Given request> Each record must be retyped in full. No character may differ.

[Dataset entries]

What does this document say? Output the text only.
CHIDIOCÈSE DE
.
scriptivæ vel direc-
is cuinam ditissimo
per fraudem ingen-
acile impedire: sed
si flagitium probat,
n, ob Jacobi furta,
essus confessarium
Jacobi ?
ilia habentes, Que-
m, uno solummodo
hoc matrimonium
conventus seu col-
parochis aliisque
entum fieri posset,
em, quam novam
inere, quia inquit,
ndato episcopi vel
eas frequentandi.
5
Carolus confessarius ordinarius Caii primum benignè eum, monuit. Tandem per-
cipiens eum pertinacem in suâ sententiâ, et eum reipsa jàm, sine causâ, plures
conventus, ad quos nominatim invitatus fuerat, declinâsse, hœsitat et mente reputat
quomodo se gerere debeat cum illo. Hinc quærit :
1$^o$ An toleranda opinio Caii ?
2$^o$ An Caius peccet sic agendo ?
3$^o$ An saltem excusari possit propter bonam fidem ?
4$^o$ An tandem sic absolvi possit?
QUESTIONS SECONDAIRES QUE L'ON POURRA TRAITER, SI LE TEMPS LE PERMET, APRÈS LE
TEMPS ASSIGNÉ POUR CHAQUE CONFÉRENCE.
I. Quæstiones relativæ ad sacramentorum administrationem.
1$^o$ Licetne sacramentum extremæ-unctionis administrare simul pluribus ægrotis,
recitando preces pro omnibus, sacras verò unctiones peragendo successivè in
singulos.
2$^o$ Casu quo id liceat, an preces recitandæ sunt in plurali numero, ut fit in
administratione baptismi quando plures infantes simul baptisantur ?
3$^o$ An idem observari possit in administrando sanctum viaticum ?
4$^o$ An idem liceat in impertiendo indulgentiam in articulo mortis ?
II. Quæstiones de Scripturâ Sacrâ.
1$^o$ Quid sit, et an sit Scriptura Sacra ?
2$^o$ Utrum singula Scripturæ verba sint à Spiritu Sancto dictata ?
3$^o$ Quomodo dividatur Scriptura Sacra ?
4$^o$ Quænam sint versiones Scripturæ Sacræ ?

The output>
What does this document say? Output the text only.
CHIDIOCÈSE DE
.
scriptivæ vel direc-
is cuinam ditissimo
per fraudem ingen-
acile impedire: sed
si flagitium probat,
n, ob Jacobi furta,
essus confessarium
Jacobi ?
ilia habentes, Que-
m, uno solummodo
hoc matrimonium
conventus seu col-
parochis aliisque
entum fieri posset,
em, quam novam
inere, quia inquit,
ndato episcopi vel
eas frequentandi.
5
Carolus confessarius ordinarius Caii primum benignè eum, monuit. Tandem per-
cipiens eum pertinacem in suâ sententiâ, et eum reipsa jàm, sine causâ, plures
conventus, ad quos nominatim invitatus fuerat, declinâsse, hœsitat et mente reputat
quomodo se gerere debeat cum illo. Hinc quærit :
1$^o$ An toleranda opinio Caii ?
2$^o$ An Caius peccet sic agendo ?
3$^o$ An saltem excusari possit propter bonam fidem ?
4$^o$ An tandem sic absolvi possit?
QUESTIONS SECONDAIRES QUE L'ON POURRA TRAITER, SI LE TEMPS LE PERMET, APRÈS LE
TEMPS ASSIGNÉ POUR CHAQUE CONFÉRENCE.
I. Quæstiones relativæ ad sacramentorum administrationem.
1$^o$ Licetne sacramentum extremæ-unctionis administrare simul pluribus ægrotis,
recitando preces pro omnibus, sacras verò unctiones peragendo successivè in
singulos.
2$^o$ Casu quo id liceat, an preces recitandæ sunt in plurali numero, ut fit in
administratione baptismi quando plures infantes simul baptisantur ?
3$^o$ An idem observari possit in administrando sanctum viaticum ?
4$^o$ An idem liceat in impertiendo indulgentiam in articulo mortis ?
II. Quæstiones de Scripturâ Sacrâ.
1$^o$ Quid sit, et an sit Scriptura Sacra ?
2$^o$ Utrum singula Scripturæ verba sint à Spiritu Sancto dictata ?
3$^o$ Quomodo dividatur Scriptura Sacra ?
4$^o$ Quænam sint versiones Scripturæ Sacræ ?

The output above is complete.